# [Directions for this task]
Copy the records word for word, starting at their first line and ending at the line containing "appliance-power-label: Celkový příkon xyxy=(788,685,913,703)", with both of those lines included.

# [Dataset records]

· · · · ·

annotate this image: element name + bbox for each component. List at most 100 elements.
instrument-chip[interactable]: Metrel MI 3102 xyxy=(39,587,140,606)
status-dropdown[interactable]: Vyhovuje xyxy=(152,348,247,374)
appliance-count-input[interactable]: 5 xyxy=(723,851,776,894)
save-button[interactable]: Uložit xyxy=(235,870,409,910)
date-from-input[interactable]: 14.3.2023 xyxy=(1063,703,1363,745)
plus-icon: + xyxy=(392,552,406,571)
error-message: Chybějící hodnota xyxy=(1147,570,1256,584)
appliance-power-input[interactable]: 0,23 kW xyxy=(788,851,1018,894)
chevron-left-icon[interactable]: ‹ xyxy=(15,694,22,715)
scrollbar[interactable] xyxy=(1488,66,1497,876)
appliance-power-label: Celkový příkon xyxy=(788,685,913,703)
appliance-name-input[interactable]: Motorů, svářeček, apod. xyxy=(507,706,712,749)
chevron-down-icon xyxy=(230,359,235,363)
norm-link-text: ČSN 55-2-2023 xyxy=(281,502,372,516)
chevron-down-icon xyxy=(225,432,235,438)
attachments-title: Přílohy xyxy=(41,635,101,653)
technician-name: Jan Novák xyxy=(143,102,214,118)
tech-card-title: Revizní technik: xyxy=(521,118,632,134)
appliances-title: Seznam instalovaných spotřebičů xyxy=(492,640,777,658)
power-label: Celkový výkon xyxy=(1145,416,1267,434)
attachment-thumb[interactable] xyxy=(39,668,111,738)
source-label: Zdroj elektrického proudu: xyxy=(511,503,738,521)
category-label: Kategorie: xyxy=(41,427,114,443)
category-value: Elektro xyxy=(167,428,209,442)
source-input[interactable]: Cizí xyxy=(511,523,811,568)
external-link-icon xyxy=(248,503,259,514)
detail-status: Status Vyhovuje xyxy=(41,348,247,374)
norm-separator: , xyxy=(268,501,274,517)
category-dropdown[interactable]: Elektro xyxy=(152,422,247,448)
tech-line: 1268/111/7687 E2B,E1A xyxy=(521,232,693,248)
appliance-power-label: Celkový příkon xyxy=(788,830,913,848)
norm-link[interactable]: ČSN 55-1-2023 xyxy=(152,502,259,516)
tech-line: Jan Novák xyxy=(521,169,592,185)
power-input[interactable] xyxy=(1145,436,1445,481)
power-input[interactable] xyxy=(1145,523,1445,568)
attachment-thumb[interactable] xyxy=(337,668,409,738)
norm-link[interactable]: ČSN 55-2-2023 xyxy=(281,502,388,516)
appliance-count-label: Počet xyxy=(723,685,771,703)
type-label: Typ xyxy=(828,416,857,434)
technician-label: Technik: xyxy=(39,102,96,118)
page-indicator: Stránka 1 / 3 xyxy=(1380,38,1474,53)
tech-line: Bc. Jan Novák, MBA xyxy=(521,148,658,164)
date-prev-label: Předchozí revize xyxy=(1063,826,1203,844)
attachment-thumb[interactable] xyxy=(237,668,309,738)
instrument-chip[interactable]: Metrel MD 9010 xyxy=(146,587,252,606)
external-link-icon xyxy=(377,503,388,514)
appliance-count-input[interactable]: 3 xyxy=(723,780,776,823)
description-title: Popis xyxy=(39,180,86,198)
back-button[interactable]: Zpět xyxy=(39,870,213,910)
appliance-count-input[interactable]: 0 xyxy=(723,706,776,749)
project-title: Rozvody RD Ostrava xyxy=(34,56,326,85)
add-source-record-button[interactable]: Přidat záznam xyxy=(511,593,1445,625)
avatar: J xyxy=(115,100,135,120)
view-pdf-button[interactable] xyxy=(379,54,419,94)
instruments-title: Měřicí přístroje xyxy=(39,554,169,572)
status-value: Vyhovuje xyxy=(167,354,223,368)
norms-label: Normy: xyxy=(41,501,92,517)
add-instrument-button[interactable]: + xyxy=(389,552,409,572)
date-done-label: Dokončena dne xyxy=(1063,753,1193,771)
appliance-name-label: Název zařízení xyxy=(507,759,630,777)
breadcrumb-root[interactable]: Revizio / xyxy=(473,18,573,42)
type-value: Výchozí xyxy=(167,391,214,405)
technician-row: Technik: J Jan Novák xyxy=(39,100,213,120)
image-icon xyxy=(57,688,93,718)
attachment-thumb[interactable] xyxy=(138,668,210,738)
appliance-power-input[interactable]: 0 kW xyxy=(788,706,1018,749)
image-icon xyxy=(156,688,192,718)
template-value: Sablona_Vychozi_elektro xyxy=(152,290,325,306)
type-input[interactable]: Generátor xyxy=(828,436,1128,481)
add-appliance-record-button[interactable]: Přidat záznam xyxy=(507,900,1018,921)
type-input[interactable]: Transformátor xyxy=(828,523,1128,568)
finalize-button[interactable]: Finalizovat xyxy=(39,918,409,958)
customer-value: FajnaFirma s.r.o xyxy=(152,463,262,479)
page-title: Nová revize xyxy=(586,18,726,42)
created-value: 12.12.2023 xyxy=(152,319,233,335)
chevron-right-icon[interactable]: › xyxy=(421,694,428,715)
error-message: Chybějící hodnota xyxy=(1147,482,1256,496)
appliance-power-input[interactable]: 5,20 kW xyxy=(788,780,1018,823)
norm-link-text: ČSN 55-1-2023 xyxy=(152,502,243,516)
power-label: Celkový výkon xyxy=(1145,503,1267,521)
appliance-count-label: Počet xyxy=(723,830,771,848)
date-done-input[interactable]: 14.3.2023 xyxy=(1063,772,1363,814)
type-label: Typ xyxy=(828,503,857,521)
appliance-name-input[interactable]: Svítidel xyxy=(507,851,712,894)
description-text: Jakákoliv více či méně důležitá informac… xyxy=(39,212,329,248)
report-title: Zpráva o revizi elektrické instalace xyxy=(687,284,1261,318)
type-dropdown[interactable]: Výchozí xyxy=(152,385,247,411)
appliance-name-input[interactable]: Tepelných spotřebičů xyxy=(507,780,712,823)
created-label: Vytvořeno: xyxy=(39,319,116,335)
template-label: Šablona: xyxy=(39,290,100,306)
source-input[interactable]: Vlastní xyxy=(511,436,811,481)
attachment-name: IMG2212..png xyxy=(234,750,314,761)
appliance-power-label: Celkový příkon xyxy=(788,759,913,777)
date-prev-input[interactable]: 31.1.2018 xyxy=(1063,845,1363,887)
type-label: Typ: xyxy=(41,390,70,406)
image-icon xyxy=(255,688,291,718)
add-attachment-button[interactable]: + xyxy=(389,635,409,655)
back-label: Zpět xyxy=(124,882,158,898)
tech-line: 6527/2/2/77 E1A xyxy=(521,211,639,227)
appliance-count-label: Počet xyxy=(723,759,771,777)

· · · · ·

# [Answer below]
annotate this image: element name + bbox for each component. List at most 100 elements.
instrument-chip[interactable]: Metrel MI 3102 xyxy=(39,587,140,606)
status-dropdown[interactable]: Vyhovuje xyxy=(152,348,247,374)
appliance-count-input[interactable]: 5 xyxy=(723,851,776,894)
save-button[interactable]: Uložit xyxy=(235,870,409,910)
date-from-input[interactable]: 14.3.2023 xyxy=(1063,703,1363,745)
plus-icon: + xyxy=(392,552,406,571)
error-message: Chybějící hodnota xyxy=(1147,570,1256,584)
appliance-power-input[interactable]: 0,23 kW xyxy=(788,851,1018,894)
chevron-left-icon[interactable]: ‹ xyxy=(15,694,22,715)
scrollbar[interactable] xyxy=(1488,66,1497,876)
appliance-power-label: Celkový příkon xyxy=(788,685,913,703)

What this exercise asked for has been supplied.